● The request
Transcribe each line of the records below exactly, excluding any embedded images.

● Dataset records
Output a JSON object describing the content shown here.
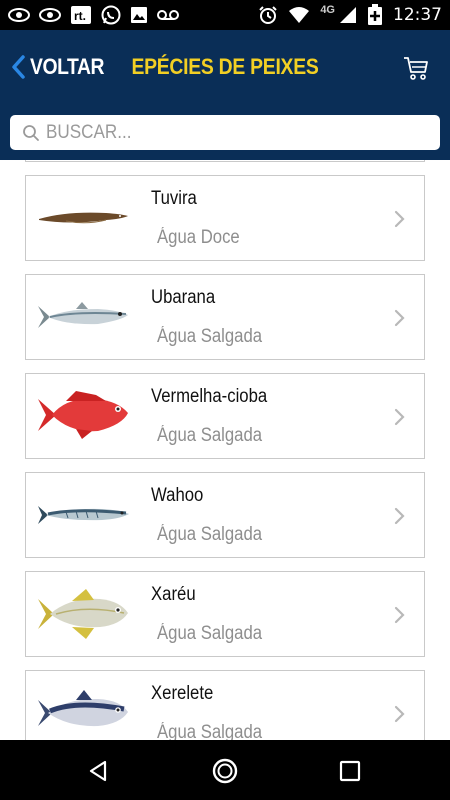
{
  "status_bar": {
    "time": "12:37",
    "network": "4G",
    "left_icons": [
      "eye-icon",
      "eye-icon",
      "rt-app-icon",
      "whatsapp-icon",
      "gallery-icon",
      "voicemail-icon"
    ],
    "right_icons": [
      "alarm-icon",
      "wifi-icon",
      "signal-icon",
      "battery-charging-icon"
    ]
  },
  "header": {
    "back_label": "VOLTAR",
    "title": "EPÉCIES DE PEIXES",
    "cart_icon": "cart-icon"
  },
  "search": {
    "placeholder": "BUSCAR...",
    "value": ""
  },
  "colors": {
    "header_bg": "#0a2e57",
    "title": "#f2cf24",
    "back_chevron": "#2a87e4"
  },
  "fish_list": [
    {
      "name": "Tuvira",
      "type": "Água Doce",
      "image": "tuvira-fish-image"
    },
    {
      "name": "Ubarana",
      "type": "Água Salgada",
      "image": "ubarana-fish-image"
    },
    {
      "name": "Vermelha-cioba",
      "type": "Água Salgada",
      "image": "vermelha-cioba-fish-image"
    },
    {
      "name": "Wahoo",
      "type": "Água Salgada",
      "image": "wahoo-fish-image"
    },
    {
      "name": "Xaréu",
      "type": "Água Salgada",
      "image": "xareu-fish-image"
    },
    {
      "name": "Xerelete",
      "type": "Água Salgada",
      "image": "xerelete-fish-image"
    }
  ],
  "nav_bar": [
    "back-nav-icon",
    "home-nav-icon",
    "recents-nav-icon"
  ]
}
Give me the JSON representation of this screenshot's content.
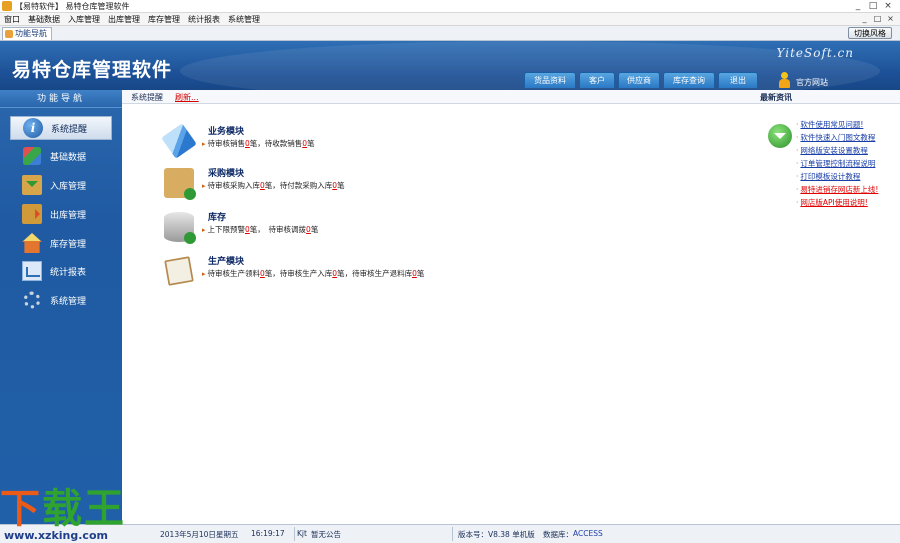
{
  "window": {
    "title": "【易特软件】 易特仓库管理软件",
    "controls": [
      "_",
      "□",
      "×"
    ]
  },
  "menu": [
    "窗口",
    "基础数据",
    "入库管理",
    "出库管理",
    "库存管理",
    "统计报表",
    "系统管理"
  ],
  "mdi_controls": [
    "_",
    "□",
    "×"
  ],
  "tabs": {
    "func_nav": "功能导航",
    "switch_skin": "切换风格"
  },
  "banner": {
    "brand": "易特仓库管理软件",
    "site": "YiteSoft.cn",
    "buttons": [
      "货品资料",
      "客户",
      "供应商",
      "库存查询",
      "退出"
    ],
    "official_site": "官方网站"
  },
  "subheader": {
    "system_tip": "系统提醒",
    "refresh": "刷新...",
    "news_title": "最新资讯"
  },
  "sidebar": {
    "title": "功能导航",
    "items": [
      "系统提醒",
      "基础数据",
      "入库管理",
      "出库管理",
      "库存管理",
      "统计报表",
      "系统管理"
    ]
  },
  "modules": [
    {
      "title": "业务模块",
      "line": [
        "待审核销售",
        "0",
        "笔，待收款销售",
        "0",
        "笔"
      ]
    },
    {
      "title": "采购模块",
      "line": [
        "待审核采购入库",
        "0",
        "笔，待付款采购入库",
        "0",
        "笔"
      ]
    },
    {
      "title": "库存",
      "line": [
        "上下限预警",
        "0",
        "笔，　待审核调拨",
        "0",
        "笔"
      ]
    },
    {
      "title": "生产模块",
      "line": [
        "待审核生产领料",
        "0",
        "笔，待审核生产入库",
        "0",
        "笔，待审核生产退料库",
        "0",
        "笔"
      ]
    }
  ],
  "news": [
    {
      "text": "软件使用常见问题!",
      "red": false
    },
    {
      "text": "软件快速入门图文教程",
      "red": false
    },
    {
      "text": "网络版安装设置教程",
      "red": false
    },
    {
      "text": "订单管理控制流程说明",
      "red": false
    },
    {
      "text": "打印模板设计教程",
      "red": false
    },
    {
      "text": "易特进销存网店新上线!",
      "red": true
    },
    {
      "text": "网店版API使用说明!",
      "red": true
    }
  ],
  "status": {
    "date": "2013年5月10日",
    "weekday": "星期五",
    "time": "16:19:17",
    "notice_prefix": "Kjt",
    "notice": "暂无公告",
    "version": "版本号：V8.38 单机版",
    "db_label": "数据库：",
    "db_value": "ACCESS"
  },
  "watermark": {
    "logo_k": "下",
    "logo_rest": "载王",
    "url": "www.xzking.com"
  }
}
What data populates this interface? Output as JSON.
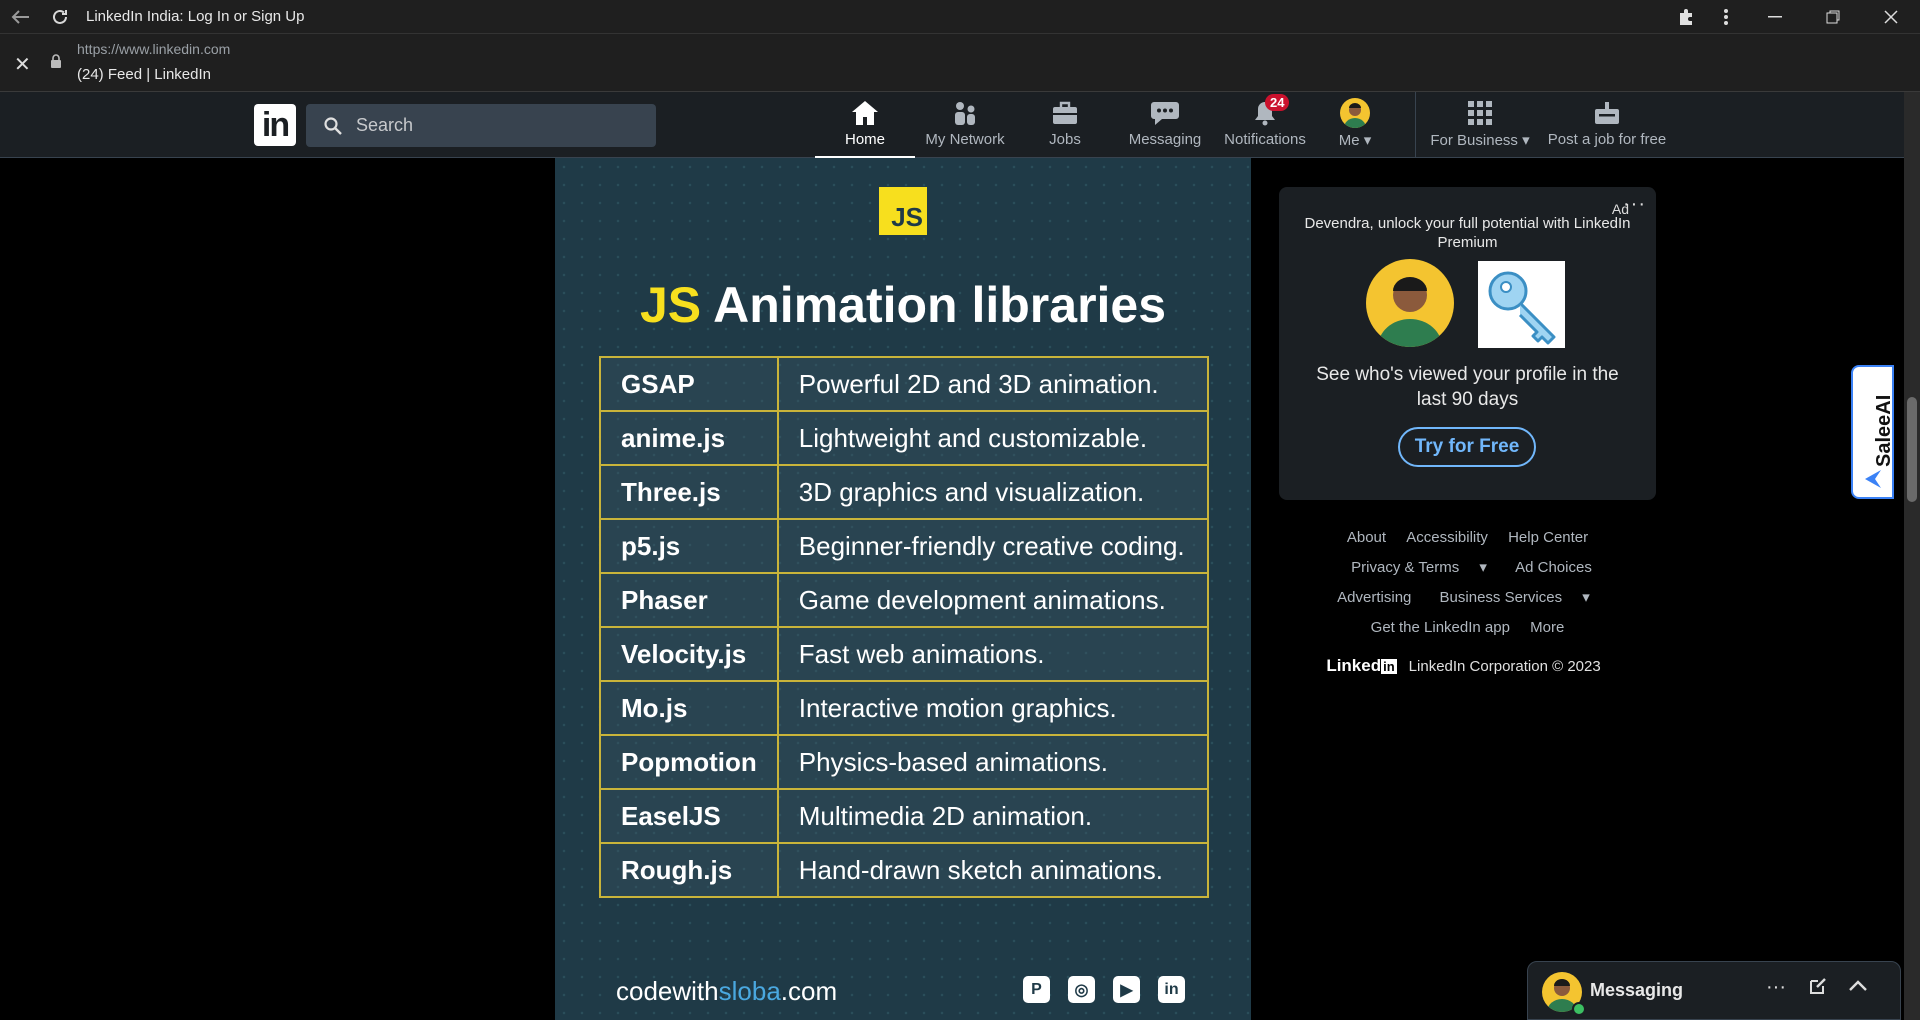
{
  "browser": {
    "window_title": "LinkedIn India: Log In or Sign Up",
    "url": "https://www.linkedin.com",
    "page_title": "(24) Feed | LinkedIn"
  },
  "nav": {
    "logo": "in",
    "search_placeholder": "Search",
    "items": [
      {
        "label": "Home",
        "icon": "home-icon"
      },
      {
        "label": "My Network",
        "icon": "network-icon"
      },
      {
        "label": "Jobs",
        "icon": "briefcase-icon"
      },
      {
        "label": "Messaging",
        "icon": "chat-icon"
      },
      {
        "label": "Notifications",
        "icon": "bell-icon",
        "badge": "24"
      },
      {
        "label": "Me",
        "icon": "avatar"
      },
      {
        "label": "For Business",
        "icon": "grid-icon"
      },
      {
        "label": "Post a job for free",
        "icon": "job-post-icon"
      }
    ]
  },
  "post": {
    "badge": "JS",
    "heading_highlight": "JS",
    "heading_rest": "Animation libraries",
    "rows": [
      {
        "name": "GSAP",
        "desc": "Powerful 2D and 3D animation."
      },
      {
        "name": "anime.js",
        "desc": "Lightweight and customizable."
      },
      {
        "name": "Three.js",
        "desc": "3D graphics and visualization."
      },
      {
        "name": "p5.js",
        "desc": "Beginner-friendly creative coding."
      },
      {
        "name": "Phaser",
        "desc": "Game development animations."
      },
      {
        "name": "Velocity.js",
        "desc": "Fast web animations."
      },
      {
        "name": "Mo.js",
        "desc": "Interactive motion graphics."
      },
      {
        "name": "Popmotion",
        "desc": "Physics-based animations."
      },
      {
        "name": "EaselJS",
        "desc": "Multimedia 2D animation."
      },
      {
        "name": "Rough.js",
        "desc": "Hand-drawn sketch animations."
      }
    ],
    "footer_a": "codewith",
    "footer_b": "sloba",
    "footer_c": ".com"
  },
  "ad": {
    "label": "Ad",
    "headline": "Devendra, unlock your full potential with LinkedIn Premium",
    "body": "See who's viewed your profile in the last 90 days",
    "cta": "Try for Free"
  },
  "footer": {
    "links": [
      "About",
      "Accessibility",
      "Help Center",
      "Privacy & Terms",
      "Ad Choices",
      "Advertising",
      "Business Services",
      "Get the LinkedIn app",
      "More"
    ],
    "brand": "Linked",
    "copyright": "LinkedIn Corporation © 2023"
  },
  "salee": {
    "label": "SaleeAI"
  },
  "messaging": {
    "label": "Messaging"
  }
}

● Solution for this problem
Output a JSON object describing the content shown here.
{
  "status_bar": {
    "time": "12:37",
    "network": "4G",
    "left_icons": [
      "eye-icon",
      "eye-icon",
      "rt-app-icon",
      "whatsapp-icon",
      "gallery-icon",
      "voicemail-icon"
    ],
    "right_icons": [
      "alarm-icon",
      "wifi-icon",
      "signal-icon",
      "battery-charging-icon"
    ]
  },
  "header": {
    "back_label": "VOLTAR",
    "title": "EPÉCIES DE PEIXES",
    "cart_icon": "cart-icon"
  },
  "search": {
    "placeholder": "BUSCAR...",
    "value": ""
  },
  "colors": {
    "header_bg": "#0a2e57",
    "title": "#f2cf24",
    "back_chevron": "#2a87e4"
  },
  "fish_list": [
    {
      "name": "Tuvira",
      "type": "Água Doce",
      "image": "tuvira-fish-image"
    },
    {
      "name": "Ubarana",
      "type": "Água Salgada",
      "image": "ubarana-fish-image"
    },
    {
      "name": "Vermelha-cioba",
      "type": "Água Salgada",
      "image": "vermelha-cioba-fish-image"
    },
    {
      "name": "Wahoo",
      "type": "Água Salgada",
      "image": "wahoo-fish-image"
    },
    {
      "name": "Xaréu",
      "type": "Água Salgada",
      "image": "xareu-fish-image"
    },
    {
      "name": "Xerelete",
      "type": "Água Salgada",
      "image": "xerelete-fish-image"
    }
  ],
  "nav_bar": [
    "back-nav-icon",
    "home-nav-icon",
    "recents-nav-icon"
  ]
}
Give me the JSON representation of this screenshot's content.
{
  "window": {
    "title": "【易特软件】 易特仓库管理软件",
    "controls": [
      "_",
      "□",
      "×"
    ]
  },
  "menu": [
    "窗口",
    "基础数据",
    "入库管理",
    "出库管理",
    "库存管理",
    "统计报表",
    "系统管理"
  ],
  "mdi_controls": [
    "_",
    "□",
    "×"
  ],
  "tabs": {
    "func_nav": "功能导航",
    "switch_skin": "切换风格"
  },
  "banner": {
    "brand": "易特仓库管理软件",
    "site": "YiteSoft.cn",
    "buttons": [
      "货品资料",
      "客户",
      "供应商",
      "库存查询",
      "退出"
    ],
    "official_site": "官方网站"
  },
  "subheader": {
    "system_tip": "系统提醒",
    "refresh": "刷新...",
    "news_title": "最新资讯"
  },
  "sidebar": {
    "title": "功能导航",
    "items": [
      "系统提醒",
      "基础数据",
      "入库管理",
      "出库管理",
      "库存管理",
      "统计报表",
      "系统管理"
    ]
  },
  "modules": [
    {
      "title": "业务模块",
      "line": [
        "待审核销售",
        "0",
        "笔，待收款销售",
        "0",
        "笔"
      ]
    },
    {
      "title": "采购模块",
      "line": [
        "待审核采购入库",
        "0",
        "笔，待付款采购入库",
        "0",
        "笔"
      ]
    },
    {
      "title": "库存",
      "line": [
        "上下限预警",
        "0",
        "笔，　待审核调拨",
        "0",
        "笔"
      ]
    },
    {
      "title": "生产模块",
      "line": [
        "待审核生产领料",
        "0",
        "笔，待审核生产入库",
        "0",
        "笔，待审核生产退料库",
        "0",
        "笔"
      ]
    }
  ],
  "news": [
    {
      "text": "软件使用常见问题!",
      "red": false
    },
    {
      "text": "软件快速入门图文教程",
      "red": false
    },
    {
      "text": "网络版安装设置教程",
      "red": false
    },
    {
      "text": "订单管理控制流程说明",
      "red": false
    },
    {
      "text": "打印模板设计教程",
      "red": false
    },
    {
      "text": "易特进销存网店新上线!",
      "red": true
    },
    {
      "text": "网店版API使用说明!",
      "red": true
    }
  ],
  "status": {
    "date": "2013年5月10日",
    "weekday": "星期五",
    "time": "16:19:17",
    "notice_prefix": "Kjt",
    "notice": "暂无公告",
    "version": "版本号：V8.38 单机版",
    "db_label": "数据库：",
    "db_value": "ACCESS"
  },
  "watermark": {
    "logo_k": "下",
    "logo_rest": "载王",
    "url": "www.xzking.com"
  }
}
What data populates this interface? Output as JSON.
{
  "browser": {
    "window_title": "LinkedIn India: Log In or Sign Up",
    "url": "https://www.linkedin.com",
    "page_title": "(24) Feed | LinkedIn"
  },
  "nav": {
    "logo": "in",
    "search_placeholder": "Search",
    "items": [
      {
        "label": "Home",
        "icon": "home-icon"
      },
      {
        "label": "My Network",
        "icon": "network-icon"
      },
      {
        "label": "Jobs",
        "icon": "briefcase-icon"
      },
      {
        "label": "Messaging",
        "icon": "chat-icon"
      },
      {
        "label": "Notifications",
        "icon": "bell-icon",
        "badge": "24"
      },
      {
        "label": "Me",
        "icon": "avatar"
      },
      {
        "label": "For Business",
        "icon": "grid-icon"
      },
      {
        "label": "Post a job for free",
        "icon": "job-post-icon"
      }
    ]
  },
  "post": {
    "badge": "JS",
    "heading_highlight": "JS",
    "heading_rest": "Animation libraries",
    "rows": [
      {
        "name": "GSAP",
        "desc": "Powerful 2D and 3D animation."
      },
      {
        "name": "anime.js",
        "desc": "Lightweight and customizable."
      },
      {
        "name": "Three.js",
        "desc": "3D graphics and visualization."
      },
      {
        "name": "p5.js",
        "desc": "Beginner-friendly creative coding."
      },
      {
        "name": "Phaser",
        "desc": "Game development animations."
      },
      {
        "name": "Velocity.js",
        "desc": "Fast web animations."
      },
      {
        "name": "Mo.js",
        "desc": "Interactive motion graphics."
      },
      {
        "name": "Popmotion",
        "desc": "Physics-based animations."
      },
      {
        "name": "EaselJS",
        "desc": "Multimedia 2D animation."
      },
      {
        "name": "Rough.js",
        "desc": "Hand-drawn sketch animations."
      }
    ],
    "footer_a": "codewith",
    "footer_b": "sloba",
    "footer_c": ".com"
  },
  "ad": {
    "label": "Ad",
    "headline": "Devendra, unlock your full potential with LinkedIn Premium",
    "body": "See who's viewed your profile in the last 90 days",
    "cta": "Try for Free"
  },
  "footer": {
    "links": [
      "About",
      "Accessibility",
      "Help Center",
      "Privacy & Terms",
      "Ad Choices",
      "Advertising",
      "Business Services",
      "Get the LinkedIn app",
      "More"
    ],
    "brand": "Linked",
    "copyright": "LinkedIn Corporation © 2023"
  },
  "salee": {
    "label": "SaleeAI"
  },
  "messaging": {
    "label": "Messaging"
  }
}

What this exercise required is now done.